-- Start of Data supplied --

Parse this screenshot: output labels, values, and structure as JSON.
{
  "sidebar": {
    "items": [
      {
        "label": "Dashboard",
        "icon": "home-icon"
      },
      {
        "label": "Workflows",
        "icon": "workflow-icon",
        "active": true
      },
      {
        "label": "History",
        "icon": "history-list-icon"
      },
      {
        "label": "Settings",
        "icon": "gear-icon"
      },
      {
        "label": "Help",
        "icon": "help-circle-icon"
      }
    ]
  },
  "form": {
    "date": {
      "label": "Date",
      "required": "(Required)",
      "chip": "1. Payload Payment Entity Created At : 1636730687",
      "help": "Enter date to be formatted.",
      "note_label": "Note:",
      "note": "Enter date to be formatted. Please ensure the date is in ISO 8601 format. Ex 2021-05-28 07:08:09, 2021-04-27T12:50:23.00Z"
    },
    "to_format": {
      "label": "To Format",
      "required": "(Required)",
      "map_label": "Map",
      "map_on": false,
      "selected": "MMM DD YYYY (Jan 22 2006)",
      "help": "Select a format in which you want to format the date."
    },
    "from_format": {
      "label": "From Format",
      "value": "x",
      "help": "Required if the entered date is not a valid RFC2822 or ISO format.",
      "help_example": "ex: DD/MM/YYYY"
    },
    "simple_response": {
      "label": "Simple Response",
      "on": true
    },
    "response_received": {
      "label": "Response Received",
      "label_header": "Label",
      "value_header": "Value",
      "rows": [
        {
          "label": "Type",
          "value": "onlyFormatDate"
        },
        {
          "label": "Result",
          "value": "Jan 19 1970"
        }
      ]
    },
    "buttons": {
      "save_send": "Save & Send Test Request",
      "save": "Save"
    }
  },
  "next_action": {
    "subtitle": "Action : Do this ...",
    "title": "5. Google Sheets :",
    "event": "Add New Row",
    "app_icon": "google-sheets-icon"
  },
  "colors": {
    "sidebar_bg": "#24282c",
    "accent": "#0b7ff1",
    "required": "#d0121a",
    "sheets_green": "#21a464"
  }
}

-- End of Data supplied --

* Task requirements: Recopy all the lines exactly as they appear.

* Worked answer:
Parse this screenshot: output labels, values, and structure as JSON.
{
  "sidebar": {
    "items": [
      {
        "label": "Dashboard",
        "icon": "home-icon"
      },
      {
        "label": "Workflows",
        "icon": "workflow-icon",
        "active": true
      },
      {
        "label": "History",
        "icon": "history-list-icon"
      },
      {
        "label": "Settings",
        "icon": "gear-icon"
      },
      {
        "label": "Help",
        "icon": "help-circle-icon"
      }
    ]
  },
  "form": {
    "date": {
      "label": "Date",
      "required": "(Required)",
      "chip": "1. Payload Payment Entity Created At : 1636730687",
      "help": "Enter date to be formatted.",
      "note_label": "Note:",
      "note": "Enter date to be formatted. Please ensure the date is in ISO 8601 format. Ex 2021-05-28 07:08:09, 2021-04-27T12:50:23.00Z"
    },
    "to_format": {
      "label": "To Format",
      "required": "(Required)",
      "map_label": "Map",
      "map_on": false,
      "selected": "MMM DD YYYY (Jan 22 2006)",
      "help": "Select a format in which you want to format the date."
    },
    "from_format": {
      "label": "From Format",
      "value": "x",
      "help": "Required if the entered date is not a valid RFC2822 or ISO format.",
      "help_example": "ex: DD/MM/YYYY"
    },
    "simple_response": {
      "label": "Simple Response",
      "on": true
    },
    "response_received": {
      "label": "Response Received",
      "label_header": "Label",
      "value_header": "Value",
      "rows": [
        {
          "label": "Type",
          "value": "onlyFormatDate"
        },
        {
          "label": "Result",
          "value": "Jan 19 1970"
        }
      ]
    },
    "buttons": {
      "save_send": "Save & Send Test Request",
      "save": "Save"
    }
  },
  "next_action": {
    "subtitle": "Action : Do this ...",
    "title": "5. Google Sheets :",
    "event": "Add New Row",
    "app_icon": "google-sheets-icon"
  },
  "colors": {
    "sidebar_bg": "#24282c",
    "accent": "#0b7ff1",
    "required": "#d0121a",
    "sheets_green": "#21a464"
  }
}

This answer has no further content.